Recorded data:

"""

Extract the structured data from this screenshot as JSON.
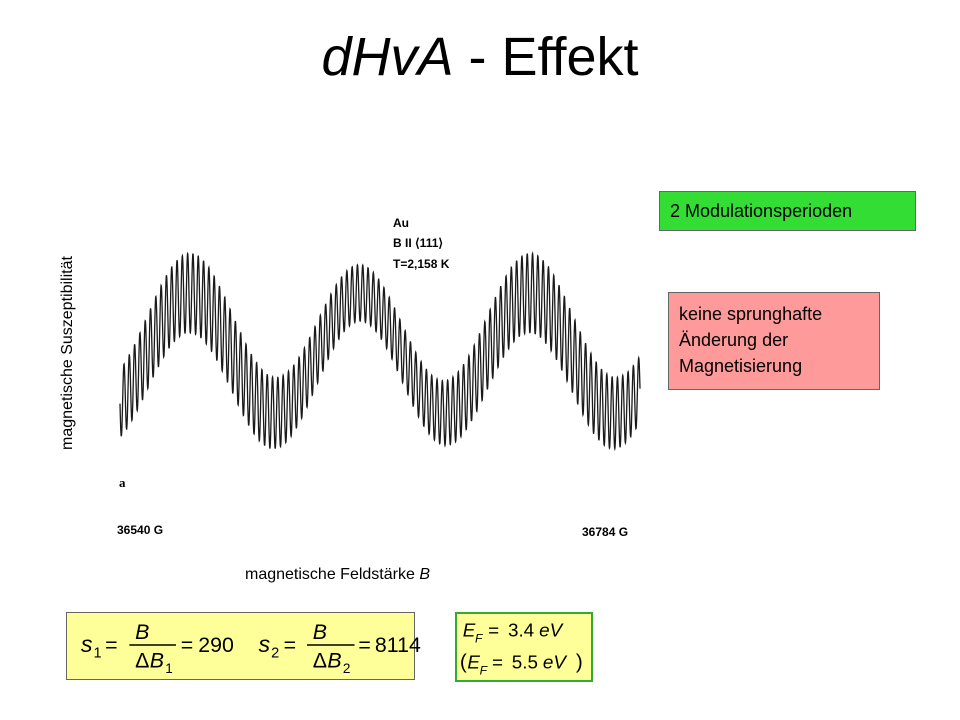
{
  "slide": {
    "title_italic": "dHvA",
    "title_rest": " - Effekt"
  },
  "figure": {
    "ylabel": "magnetische Suszeptibilität",
    "xlabel_prefix": "magnetische Feldstärke ",
    "xlabel_var": "B",
    "x_start": "36540 G",
    "x_end": "36784 G",
    "panel_letter": "a",
    "legend_sample": "Au",
    "legend_direction": "B II ⟨111⟩",
    "legend_temperature": "T=2,158 K"
  },
  "notes": {
    "green": "2 Modulationsperioden",
    "red_lines": [
      "keine sprunghafte",
      "Änderung der",
      "Magnetisierung"
    ]
  },
  "formula1": {
    "s1_var": "s",
    "s1_sub": "1",
    "s1_num": "B",
    "s1_den_delta": "Δ",
    "s1_den_var": "B",
    "s1_den_sub": "1",
    "s1_value": "290",
    "s2_var": "s",
    "s2_sub": "2",
    "s2_num": "B",
    "s2_den_delta": "Δ",
    "s2_den_var": "B",
    "s2_den_sub": "2",
    "s2_value": "8114",
    "equals": "="
  },
  "formula2": {
    "line1_var": "E",
    "line1_sub": "F",
    "line1_value": "3.4",
    "line1_unit": "eV",
    "line2_var": "E",
    "line2_sub": "F",
    "line2_value": "5.5",
    "line2_unit": "eV",
    "equals": "=",
    "open_paren": "(",
    "close_paren": ")"
  },
  "colors": {
    "green_box": "#33dd33",
    "red_box": "#ff9a9a",
    "yellow_box": "#ffff99"
  }
}
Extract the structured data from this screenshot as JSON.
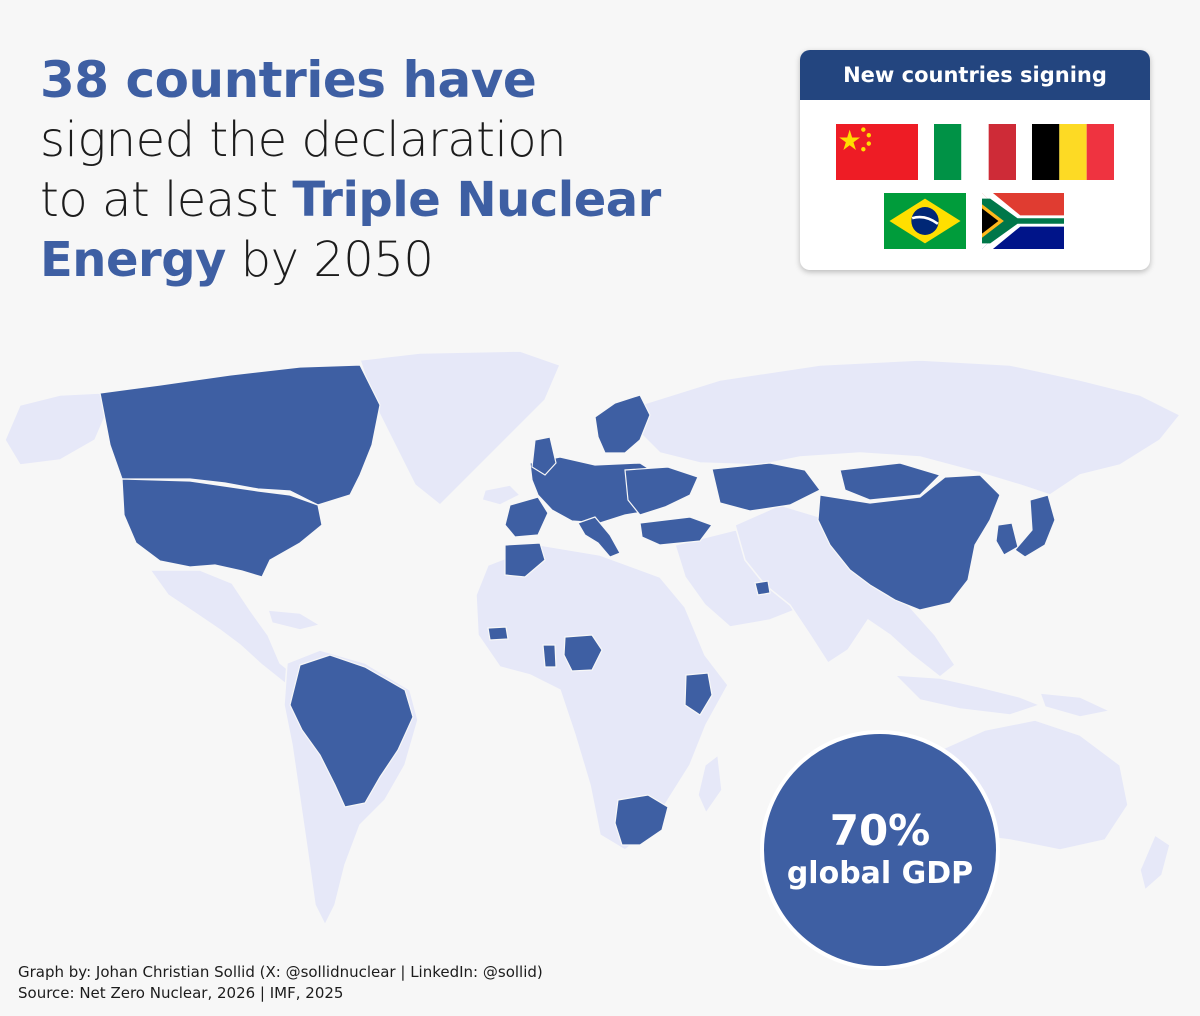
{
  "headline": {
    "line1": "38 countries have",
    "line2": "signed the declaration",
    "line3_pre": "to at least ",
    "line3_bold": "Triple Nuclear",
    "line4_bold": "Energy",
    "line4_post": " by 2050"
  },
  "new_countries_card": {
    "title": "New countries signing",
    "flags": [
      "China",
      "Italy",
      "Belgium",
      "Brazil",
      "South Africa"
    ]
  },
  "stat": {
    "value": "70%",
    "label": "global GDP"
  },
  "footer": {
    "credit": "Graph by: Johan Christian Sollid (X: @sollidnuclear | LinkedIn: @sollid)",
    "source": "Source: Net Zero Nuclear, 2026 | IMF, 2025"
  },
  "colors": {
    "signatory": "#3e5fa3",
    "non_signatory": "#e6e8f8",
    "background": "#f7f7f7",
    "card_header": "#23457f"
  }
}
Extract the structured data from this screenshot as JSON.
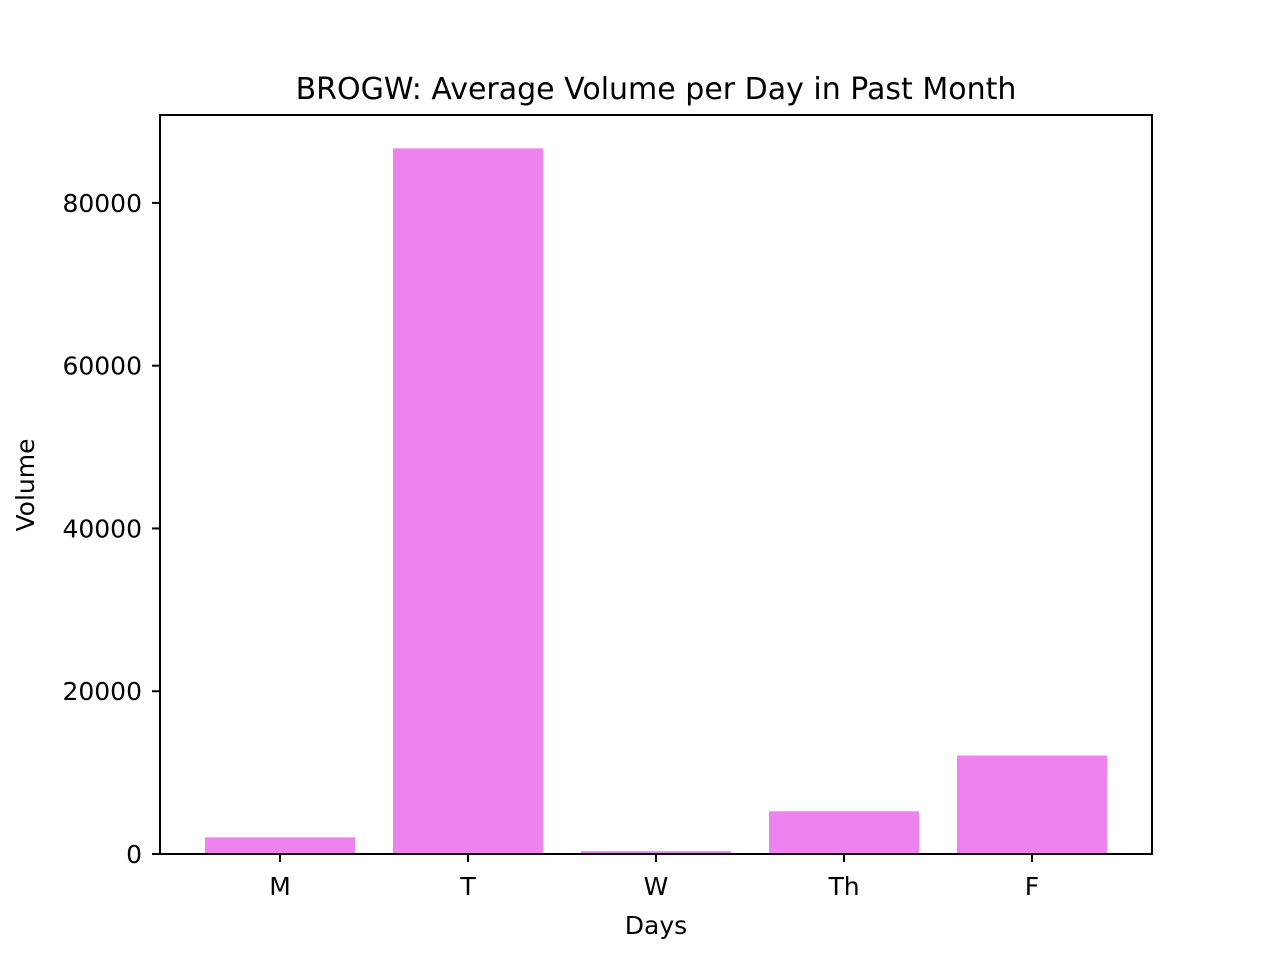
{
  "chart_data": {
    "type": "bar",
    "title": "BROGW: Average Volume per Day in Past Month",
    "xlabel": "Days",
    "ylabel": "Volume",
    "categories": [
      "M",
      "T",
      "W",
      "Th",
      "F"
    ],
    "values": [
      2050,
      86700,
      350,
      5250,
      12100
    ],
    "ylim": [
      0,
      90800
    ],
    "yticks": [
      0,
      20000,
      40000,
      60000,
      80000
    ],
    "grid": false,
    "legend": "none",
    "bar_color": "#ee82ee"
  }
}
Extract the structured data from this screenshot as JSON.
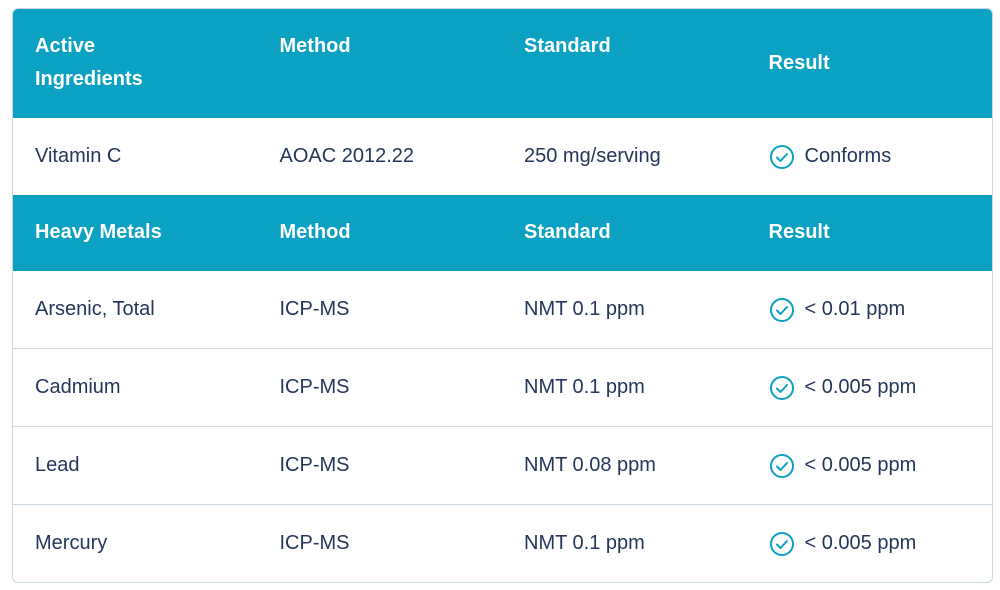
{
  "sections": [
    {
      "header": [
        "Active Ingredients",
        "Method",
        "Standard",
        "Result"
      ],
      "rows": [
        [
          "Vitamin C",
          "AOAC 2012.22",
          "250 mg/serving",
          "Conforms"
        ]
      ]
    },
    {
      "header": [
        "Heavy Metals",
        "Method",
        "Standard",
        "Result"
      ],
      "rows": [
        [
          "Arsenic, Total",
          "ICP-MS",
          "NMT 0.1 ppm",
          "< 0.01 ppm"
        ],
        [
          "Cadmium",
          "ICP-MS",
          "NMT 0.1 ppm",
          "< 0.005 ppm"
        ],
        [
          "Lead",
          "ICP-MS",
          "NMT 0.08 ppm",
          "< 0.005 ppm"
        ],
        [
          "Mercury",
          "ICP-MS",
          "NMT 0.1 ppm",
          "< 0.005 ppm"
        ]
      ]
    }
  ]
}
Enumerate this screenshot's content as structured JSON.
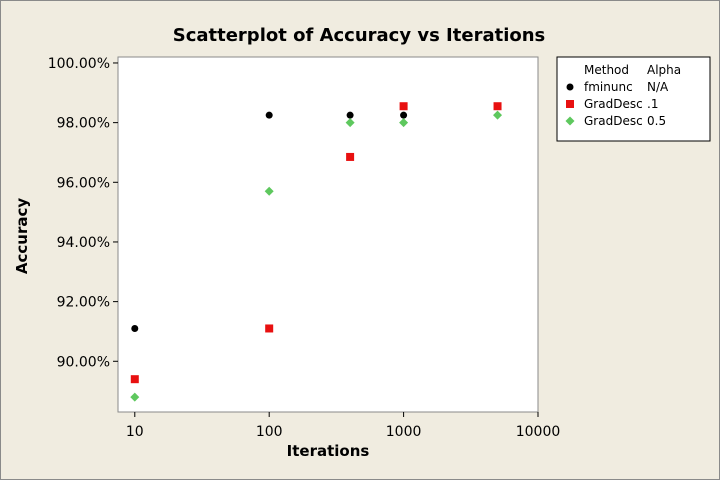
{
  "chart_data": {
    "type": "scatter",
    "title": "Scatterplot of Accuracy vs Iterations",
    "xlabel": "Iterations",
    "ylabel": "Accuracy",
    "x_scale": "log",
    "xlim": [
      7.5,
      10000
    ],
    "ylim": [
      88.3,
      100.2
    ],
    "x_ticks": [
      10,
      100,
      1000,
      10000
    ],
    "x_tick_labels": [
      "10",
      "100",
      "1000",
      "10000"
    ],
    "y_ticks": [
      90,
      92,
      94,
      96,
      98,
      100
    ],
    "y_tick_labels": [
      "90.00%",
      "92.00%",
      "94.00%",
      "96.00%",
      "98.00%",
      "100.00%"
    ],
    "grid": false,
    "legend": {
      "placement": "right",
      "header": [
        "Method",
        "Alpha"
      ]
    },
    "series": [
      {
        "method": "fminunc",
        "alpha": "N/A",
        "color": "#000000",
        "marker": "circle",
        "x": [
          10,
          100,
          400,
          1000
        ],
        "y": [
          91.1,
          98.25,
          98.25,
          98.25
        ]
      },
      {
        "method": "GradDesc",
        "alpha": ".1",
        "color": "#e81010",
        "marker": "square",
        "x": [
          10,
          100,
          400,
          1000,
          5000
        ],
        "y": [
          89.4,
          91.1,
          96.85,
          98.55,
          98.55
        ]
      },
      {
        "method": "GradDesc",
        "alpha": "0.5",
        "color": "#5ec85e",
        "marker": "diamond",
        "x": [
          10,
          100,
          400,
          1000,
          5000
        ],
        "y": [
          88.8,
          95.7,
          98.0,
          98.0,
          98.25
        ]
      }
    ]
  }
}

"""

Leave out the pictures and copy everything else in the records word for word.

**RESULT:**
Extract the structured data from this screenshot as JSON.
{
  "slide": {
    "title_italic": "dHvA",
    "title_rest": " - Effekt"
  },
  "figure": {
    "ylabel": "magnetische Suszeptibilität",
    "xlabel_prefix": "magnetische Feldstärke ",
    "xlabel_var": "B",
    "x_start": "36540 G",
    "x_end": "36784 G",
    "panel_letter": "a",
    "legend_sample": "Au",
    "legend_direction": "B II ⟨111⟩",
    "legend_temperature": "T=2,158 K"
  },
  "notes": {
    "green": "2 Modulationsperioden",
    "red_lines": [
      "keine sprunghafte",
      "Änderung der",
      "Magnetisierung"
    ]
  },
  "formula1": {
    "s1_var": "s",
    "s1_sub": "1",
    "s1_num": "B",
    "s1_den_delta": "Δ",
    "s1_den_var": "B",
    "s1_den_sub": "1",
    "s1_value": "290",
    "s2_var": "s",
    "s2_sub": "2",
    "s2_num": "B",
    "s2_den_delta": "Δ",
    "s2_den_var": "B",
    "s2_den_sub": "2",
    "s2_value": "8114",
    "equals": "="
  },
  "formula2": {
    "line1_var": "E",
    "line1_sub": "F",
    "line1_value": "3.4",
    "line1_unit": "eV",
    "line2_var": "E",
    "line2_sub": "F",
    "line2_value": "5.5",
    "line2_unit": "eV",
    "equals": "=",
    "open_paren": "(",
    "close_paren": ")"
  },
  "colors": {
    "green_box": "#33dd33",
    "red_box": "#ff9a9a",
    "yellow_box": "#ffff99"
  }
}
Extract the structured data from this screenshot as JSON.
{
  "headline": {
    "line1": "38 countries have",
    "line2": "signed the declaration",
    "line3_pre": "to at least ",
    "line3_bold": "Triple Nuclear",
    "line4_bold": "Energy",
    "line4_post": " by 2050"
  },
  "new_countries_card": {
    "title": "New countries signing",
    "flags": [
      "China",
      "Italy",
      "Belgium",
      "Brazil",
      "South Africa"
    ]
  },
  "stat": {
    "value": "70%",
    "label": "global GDP"
  },
  "footer": {
    "credit": "Graph by: Johan Christian Sollid (X: @sollidnuclear | LinkedIn: @sollid)",
    "source": "Source: Net Zero Nuclear, 2026 | IMF, 2025"
  },
  "colors": {
    "signatory": "#3e5fa3",
    "non_signatory": "#e6e8f8",
    "background": "#f7f7f7",
    "card_header": "#23457f"
  }
}
Extract the structured data from this screenshot as JSON.
{
  "chart_data": {
    "type": "bar",
    "title": "BROGW: Average Volume per Day in Past Month",
    "xlabel": "Days",
    "ylabel": "Volume",
    "categories": [
      "M",
      "T",
      "W",
      "Th",
      "F"
    ],
    "values": [
      2050,
      86700,
      350,
      5250,
      12100
    ],
    "ylim": [
      0,
      90800
    ],
    "yticks": [
      0,
      20000,
      40000,
      60000,
      80000
    ],
    "grid": false,
    "legend": "none",
    "bar_color": "#ee82ee"
  }
}
Extract the structured data from this screenshot as JSON.
{
  "sections": [
    {
      "header": [
        "Active Ingredients",
        "Method",
        "Standard",
        "Result"
      ],
      "rows": [
        [
          "Vitamin C",
          "AOAC 2012.22",
          "250 mg/serving",
          "Conforms"
        ]
      ]
    },
    {
      "header": [
        "Heavy Metals",
        "Method",
        "Standard",
        "Result"
      ],
      "rows": [
        [
          "Arsenic, Total",
          "ICP-MS",
          "NMT 0.1 ppm",
          "< 0.01 ppm"
        ],
        [
          "Cadmium",
          "ICP-MS",
          "NMT 0.1 ppm",
          "< 0.005 ppm"
        ],
        [
          "Lead",
          "ICP-MS",
          "NMT 0.08 ppm",
          "< 0.005 ppm"
        ],
        [
          "Mercury",
          "ICP-MS",
          "NMT 0.1 ppm",
          "< 0.005 ppm"
        ]
      ]
    }
  ]
}
Enumerate this screenshot's content as structured JSON.
{
  "chart_data": {
    "type": "scatter",
    "title": "Scatterplot of Accuracy vs Iterations",
    "xlabel": "Iterations",
    "ylabel": "Accuracy",
    "x_scale": "log",
    "xlim": [
      7.5,
      10000
    ],
    "ylim": [
      88.3,
      100.2
    ],
    "x_ticks": [
      10,
      100,
      1000,
      10000
    ],
    "x_tick_labels": [
      "10",
      "100",
      "1000",
      "10000"
    ],
    "y_ticks": [
      90,
      92,
      94,
      96,
      98,
      100
    ],
    "y_tick_labels": [
      "90.00%",
      "92.00%",
      "94.00%",
      "96.00%",
      "98.00%",
      "100.00%"
    ],
    "grid": false,
    "legend": {
      "placement": "right",
      "header": [
        "Method",
        "Alpha"
      ]
    },
    "series": [
      {
        "method": "fminunc",
        "alpha": "N/A",
        "color": "#000000",
        "marker": "circle",
        "x": [
          10,
          100,
          400,
          1000
        ],
        "y": [
          91.1,
          98.25,
          98.25,
          98.25
        ]
      },
      {
        "method": "GradDesc",
        "alpha": ".1",
        "color": "#e81010",
        "marker": "square",
        "x": [
          10,
          100,
          400,
          1000,
          5000
        ],
        "y": [
          89.4,
          91.1,
          96.85,
          98.55,
          98.55
        ]
      },
      {
        "method": "GradDesc",
        "alpha": "0.5",
        "color": "#5ec85e",
        "marker": "diamond",
        "x": [
          10,
          100,
          400,
          1000,
          5000
        ],
        "y": [
          88.8,
          95.7,
          98.0,
          98.0,
          98.25
        ]
      }
    ]
  }
}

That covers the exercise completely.